### [Problem statement]
Pick out each line of the records in which the word "úspoře" appears.

---- Material for the task

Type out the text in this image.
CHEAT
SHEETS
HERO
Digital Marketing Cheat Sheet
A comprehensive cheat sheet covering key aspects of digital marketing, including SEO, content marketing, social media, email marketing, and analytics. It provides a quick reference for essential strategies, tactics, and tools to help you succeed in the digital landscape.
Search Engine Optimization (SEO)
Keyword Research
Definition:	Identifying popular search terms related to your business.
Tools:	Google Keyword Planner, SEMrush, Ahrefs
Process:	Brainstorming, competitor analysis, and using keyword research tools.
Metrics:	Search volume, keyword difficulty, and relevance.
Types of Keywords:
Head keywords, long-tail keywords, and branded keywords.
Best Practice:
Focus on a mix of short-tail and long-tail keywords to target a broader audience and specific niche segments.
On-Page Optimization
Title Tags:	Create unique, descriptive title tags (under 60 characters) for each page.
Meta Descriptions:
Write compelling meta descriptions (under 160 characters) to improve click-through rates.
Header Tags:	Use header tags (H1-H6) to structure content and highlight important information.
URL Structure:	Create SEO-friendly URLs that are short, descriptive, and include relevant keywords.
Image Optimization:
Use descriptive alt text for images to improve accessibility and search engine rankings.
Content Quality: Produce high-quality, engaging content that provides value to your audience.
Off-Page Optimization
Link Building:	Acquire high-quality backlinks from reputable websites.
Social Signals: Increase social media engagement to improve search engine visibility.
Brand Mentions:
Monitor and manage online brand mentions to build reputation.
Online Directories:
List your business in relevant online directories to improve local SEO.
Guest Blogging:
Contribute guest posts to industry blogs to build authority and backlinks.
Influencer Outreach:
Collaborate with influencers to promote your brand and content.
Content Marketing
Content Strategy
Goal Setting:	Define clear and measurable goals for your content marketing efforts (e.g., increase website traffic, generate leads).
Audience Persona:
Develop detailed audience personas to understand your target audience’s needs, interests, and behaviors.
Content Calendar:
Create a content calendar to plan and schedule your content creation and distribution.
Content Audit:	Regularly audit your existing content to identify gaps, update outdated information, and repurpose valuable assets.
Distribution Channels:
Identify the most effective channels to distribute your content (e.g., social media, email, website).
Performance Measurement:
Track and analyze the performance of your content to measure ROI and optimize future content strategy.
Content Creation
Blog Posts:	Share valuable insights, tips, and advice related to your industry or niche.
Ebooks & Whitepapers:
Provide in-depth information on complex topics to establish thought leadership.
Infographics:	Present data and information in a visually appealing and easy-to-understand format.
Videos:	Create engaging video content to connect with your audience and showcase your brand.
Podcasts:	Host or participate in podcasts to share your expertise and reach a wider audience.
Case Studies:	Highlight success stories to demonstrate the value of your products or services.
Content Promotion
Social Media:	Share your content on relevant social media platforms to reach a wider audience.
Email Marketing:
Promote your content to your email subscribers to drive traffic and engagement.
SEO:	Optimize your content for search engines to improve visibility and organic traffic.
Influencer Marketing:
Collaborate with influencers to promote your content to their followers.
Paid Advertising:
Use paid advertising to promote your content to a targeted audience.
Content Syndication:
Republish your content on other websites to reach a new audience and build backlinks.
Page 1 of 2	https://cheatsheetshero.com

--------
---- Material for the task

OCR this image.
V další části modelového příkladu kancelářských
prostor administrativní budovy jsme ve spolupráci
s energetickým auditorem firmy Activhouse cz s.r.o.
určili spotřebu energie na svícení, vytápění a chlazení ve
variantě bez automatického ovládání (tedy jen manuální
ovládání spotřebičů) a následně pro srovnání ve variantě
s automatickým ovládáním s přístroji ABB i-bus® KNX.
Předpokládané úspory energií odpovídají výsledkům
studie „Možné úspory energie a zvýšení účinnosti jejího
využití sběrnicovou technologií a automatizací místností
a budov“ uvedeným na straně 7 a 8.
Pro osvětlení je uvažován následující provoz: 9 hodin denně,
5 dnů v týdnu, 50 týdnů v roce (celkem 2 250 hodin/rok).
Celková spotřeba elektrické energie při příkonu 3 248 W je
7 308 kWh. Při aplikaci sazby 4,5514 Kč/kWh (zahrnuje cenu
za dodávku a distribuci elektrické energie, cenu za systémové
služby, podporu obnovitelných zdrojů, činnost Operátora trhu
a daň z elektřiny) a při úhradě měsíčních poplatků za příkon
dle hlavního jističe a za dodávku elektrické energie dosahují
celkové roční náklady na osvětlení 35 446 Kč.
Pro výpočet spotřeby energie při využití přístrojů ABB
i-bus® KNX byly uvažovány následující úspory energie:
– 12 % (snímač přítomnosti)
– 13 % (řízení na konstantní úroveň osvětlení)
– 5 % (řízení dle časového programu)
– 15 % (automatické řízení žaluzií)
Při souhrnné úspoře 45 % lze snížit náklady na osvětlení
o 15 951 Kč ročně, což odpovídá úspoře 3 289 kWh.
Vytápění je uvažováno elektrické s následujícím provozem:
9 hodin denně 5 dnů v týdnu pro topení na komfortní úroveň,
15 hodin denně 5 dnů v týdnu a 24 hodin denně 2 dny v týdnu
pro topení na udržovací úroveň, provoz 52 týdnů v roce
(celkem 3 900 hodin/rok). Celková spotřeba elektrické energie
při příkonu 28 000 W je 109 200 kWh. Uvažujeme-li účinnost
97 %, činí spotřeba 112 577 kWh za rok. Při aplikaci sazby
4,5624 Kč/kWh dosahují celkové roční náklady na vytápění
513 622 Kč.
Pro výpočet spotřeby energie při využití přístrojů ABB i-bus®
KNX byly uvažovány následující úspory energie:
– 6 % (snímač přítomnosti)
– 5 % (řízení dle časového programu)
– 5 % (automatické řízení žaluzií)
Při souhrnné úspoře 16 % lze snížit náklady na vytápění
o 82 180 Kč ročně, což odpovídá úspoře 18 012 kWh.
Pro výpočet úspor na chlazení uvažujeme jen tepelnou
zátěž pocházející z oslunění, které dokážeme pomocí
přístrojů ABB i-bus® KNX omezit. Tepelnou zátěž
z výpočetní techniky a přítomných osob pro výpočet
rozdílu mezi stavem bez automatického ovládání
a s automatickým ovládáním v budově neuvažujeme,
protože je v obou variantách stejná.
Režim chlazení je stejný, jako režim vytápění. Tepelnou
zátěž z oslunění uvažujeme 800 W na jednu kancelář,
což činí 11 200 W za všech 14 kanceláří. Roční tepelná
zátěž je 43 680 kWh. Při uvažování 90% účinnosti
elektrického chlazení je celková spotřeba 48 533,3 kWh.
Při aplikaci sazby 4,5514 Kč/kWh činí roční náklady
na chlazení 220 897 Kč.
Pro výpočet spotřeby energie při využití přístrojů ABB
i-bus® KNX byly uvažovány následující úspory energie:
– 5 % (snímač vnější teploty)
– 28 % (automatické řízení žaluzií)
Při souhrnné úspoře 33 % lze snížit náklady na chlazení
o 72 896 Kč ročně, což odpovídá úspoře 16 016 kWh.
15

--------
---- Material for the task

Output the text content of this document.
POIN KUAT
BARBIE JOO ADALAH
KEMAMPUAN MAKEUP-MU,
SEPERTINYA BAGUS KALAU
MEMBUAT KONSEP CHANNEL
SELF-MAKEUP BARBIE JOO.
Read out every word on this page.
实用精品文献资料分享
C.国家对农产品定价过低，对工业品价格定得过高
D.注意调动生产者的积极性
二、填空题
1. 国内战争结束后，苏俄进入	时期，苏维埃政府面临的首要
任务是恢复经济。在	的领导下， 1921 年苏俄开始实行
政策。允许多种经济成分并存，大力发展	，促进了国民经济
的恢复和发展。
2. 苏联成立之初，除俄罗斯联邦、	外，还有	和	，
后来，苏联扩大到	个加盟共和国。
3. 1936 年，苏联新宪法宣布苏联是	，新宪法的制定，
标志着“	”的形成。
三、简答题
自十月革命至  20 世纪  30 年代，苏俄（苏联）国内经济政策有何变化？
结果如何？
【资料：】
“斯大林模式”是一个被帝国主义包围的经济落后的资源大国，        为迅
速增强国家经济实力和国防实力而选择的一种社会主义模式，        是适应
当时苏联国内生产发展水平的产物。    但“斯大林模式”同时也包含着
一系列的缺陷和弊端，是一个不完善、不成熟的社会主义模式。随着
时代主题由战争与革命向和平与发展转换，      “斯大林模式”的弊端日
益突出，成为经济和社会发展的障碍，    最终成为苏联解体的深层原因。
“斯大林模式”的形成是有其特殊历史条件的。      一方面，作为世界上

--------

### [Task result]
Při souhrnné úspoře 45 % lze snížit náklady na osvětlení
o 15 951 Kč ročně, což odpovídá úspoře 3 289 kWh.
Při souhrnné úspoře 16 % lze snížit náklady na vytápění
o 82 180 Kč ročně, což odpovídá úspoře 18 012 kWh.
Při souhrnné úspoře 33 % lze snížit náklady na chlazení
o 72 896 Kč ročně, což odpovídá úspoře 16 016 kWh.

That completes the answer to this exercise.